Exercise requirements: Exclude images, then output the remaining data verbatim.

Data supplied:
########################################

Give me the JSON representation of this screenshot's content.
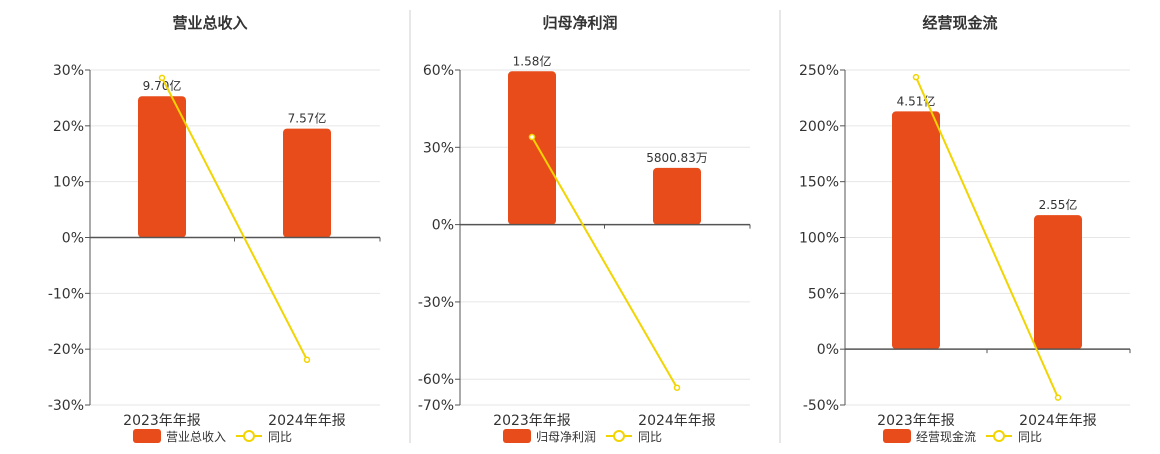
{
  "colors": {
    "bar": "#e84c1a",
    "line": "#f2d400",
    "axis": "#555555",
    "grid": "#e6e6e6",
    "divider": "#cfcfcf",
    "text": "#333333"
  },
  "legend": {
    "yoy_label": "同比"
  },
  "chart_data": [
    {
      "type": "bar",
      "title": "营业总收入",
      "categories": [
        "2023年年报",
        "2024年年报"
      ],
      "series": [
        {
          "name": "营业总收入",
          "type": "bar",
          "values": [
            25.3,
            19.5
          ],
          "labels": [
            "9.70亿",
            "7.57亿"
          ]
        },
        {
          "name": "同比",
          "type": "line",
          "values": [
            28.6,
            -21.9
          ]
        }
      ],
      "yticks": [
        "30%",
        "20%",
        "10%",
        "0%",
        "-10%",
        "-20%",
        "-30%"
      ],
      "ylim": [
        -30,
        30
      ],
      "grid": true,
      "legend_position": "bottom"
    },
    {
      "type": "bar",
      "title": "归母净利润",
      "categories": [
        "2023年年报",
        "2024年年报"
      ],
      "series": [
        {
          "name": "归母净利润",
          "type": "bar",
          "values": [
            59.5,
            22
          ],
          "labels": [
            "1.58亿",
            "5800.83万"
          ]
        },
        {
          "name": "同比",
          "type": "line",
          "values": [
            34,
            -63.3
          ]
        }
      ],
      "yticks": [
        "60%",
        "30%",
        "0%",
        "-30%",
        "-60%",
        "-70%"
      ],
      "ylim": [
        -70,
        60
      ],
      "grid": true,
      "legend_position": "bottom"
    },
    {
      "type": "bar",
      "title": "经营现金流",
      "categories": [
        "2023年年报",
        "2024年年报"
      ],
      "series": [
        {
          "name": "经营现金流",
          "type": "bar",
          "values": [
            213,
            120
          ],
          "labels": [
            "4.51亿",
            "2.55亿"
          ]
        },
        {
          "name": "同比",
          "type": "line",
          "values": [
            243.6,
            -43.4
          ]
        }
      ],
      "yticks": [
        "250%",
        "200%",
        "150%",
        "100%",
        "50%",
        "0%",
        "-50%"
      ],
      "ylim": [
        -50,
        250
      ],
      "grid": true,
      "legend_position": "bottom"
    }
  ]
}
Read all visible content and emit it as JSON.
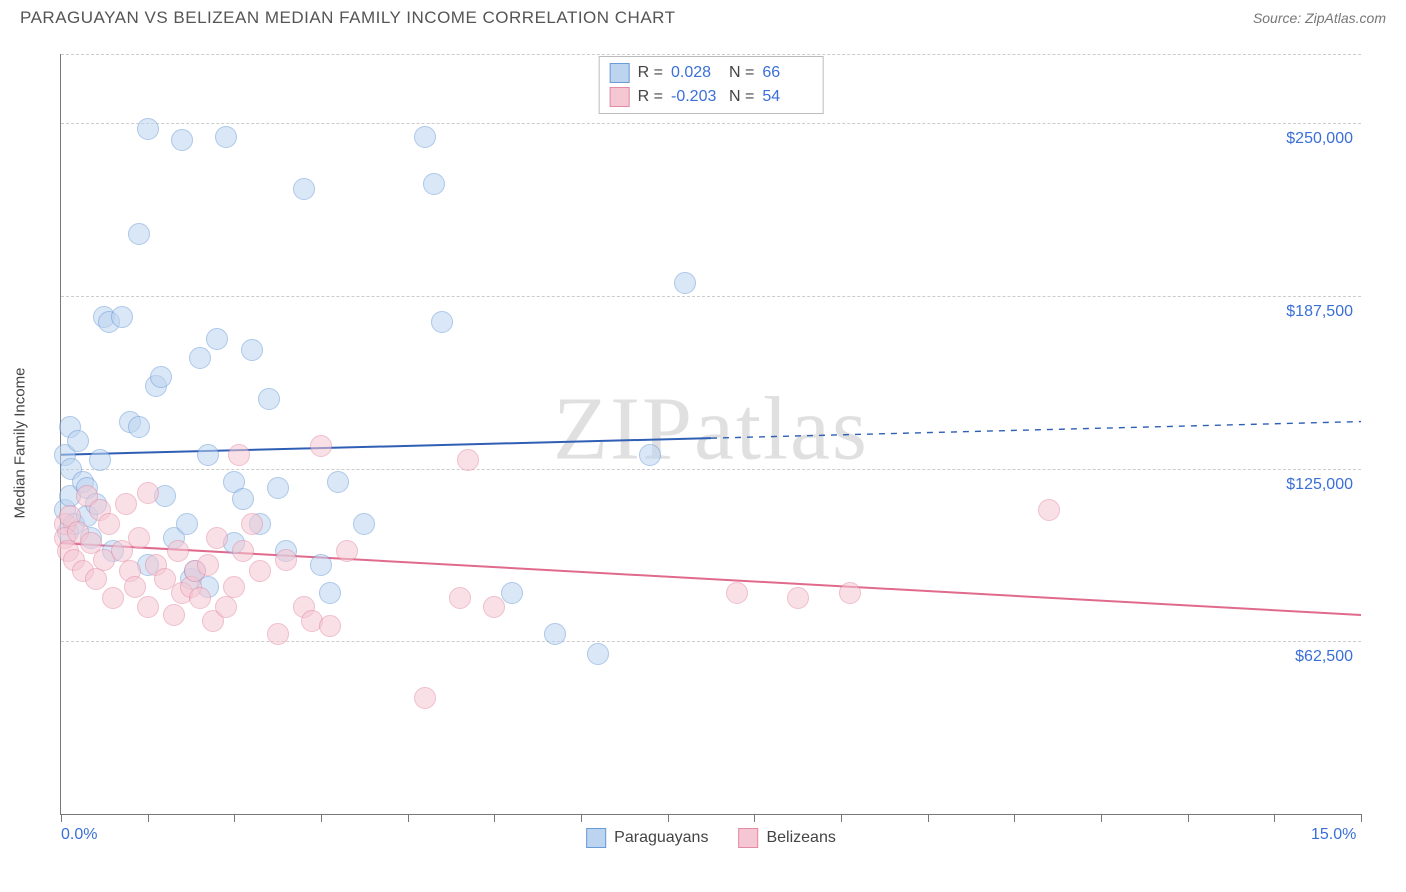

########################################

Solution to the problem:
Give me the JSON representation of this screenshot's content.
{
  "colors": {
    "bar": "#e84c1a",
    "line": "#f2d400",
    "axis": "#555555",
    "grid": "#e6e6e6",
    "divider": "#cfcfcf",
    "text": "#333333"
  },
  "legend": {
    "yoy_label": "同比"
  },
  "chart_data": [
    {
      "type": "bar",
      "title": "营业总收入",
      "categories": [
        "2023年年报",
        "2024年年报"
      ],
      "series": [
        {
          "name": "营业总收入",
          "type": "bar",
          "values": [
            25.3,
            19.5
          ],
          "labels": [
            "9.70亿",
            "7.57亿"
          ]
        },
        {
          "name": "同比",
          "type": "line",
          "values": [
            28.6,
            -21.9
          ]
        }
      ],
      "yticks": [
        "30%",
        "20%",
        "10%",
        "0%",
        "-10%",
        "-20%",
        "-30%"
      ],
      "ylim": [
        -30,
        30
      ],
      "grid": true,
      "legend_position": "bottom"
    },
    {
      "type": "bar",
      "title": "归母净利润",
      "categories": [
        "2023年年报",
        "2024年年报"
      ],
      "series": [
        {
          "name": "归母净利润",
          "type": "bar",
          "values": [
            59.5,
            22
          ],
          "labels": [
            "1.58亿",
            "5800.83万"
          ]
        },
        {
          "name": "同比",
          "type": "line",
          "values": [
            34,
            -63.3
          ]
        }
      ],
      "yticks": [
        "60%",
        "30%",
        "0%",
        "-30%",
        "-60%",
        "-70%"
      ],
      "ylim": [
        -70,
        60
      ],
      "grid": true,
      "legend_position": "bottom"
    },
    {
      "type": "bar",
      "title": "经营现金流",
      "categories": [
        "2023年年报",
        "2024年年报"
      ],
      "series": [
        {
          "name": "经营现金流",
          "type": "bar",
          "values": [
            213,
            120
          ],
          "labels": [
            "4.51亿",
            "2.55亿"
          ]
        },
        {
          "name": "同比",
          "type": "line",
          "values": [
            243.6,
            -43.4
          ]
        }
      ],
      "yticks": [
        "250%",
        "200%",
        "150%",
        "100%",
        "50%",
        "0%",
        "-50%"
      ],
      "ylim": [
        -50,
        250
      ],
      "grid": true,
      "legend_position": "bottom"
    }
  ]
}
Read all visible content and emit it as JSON.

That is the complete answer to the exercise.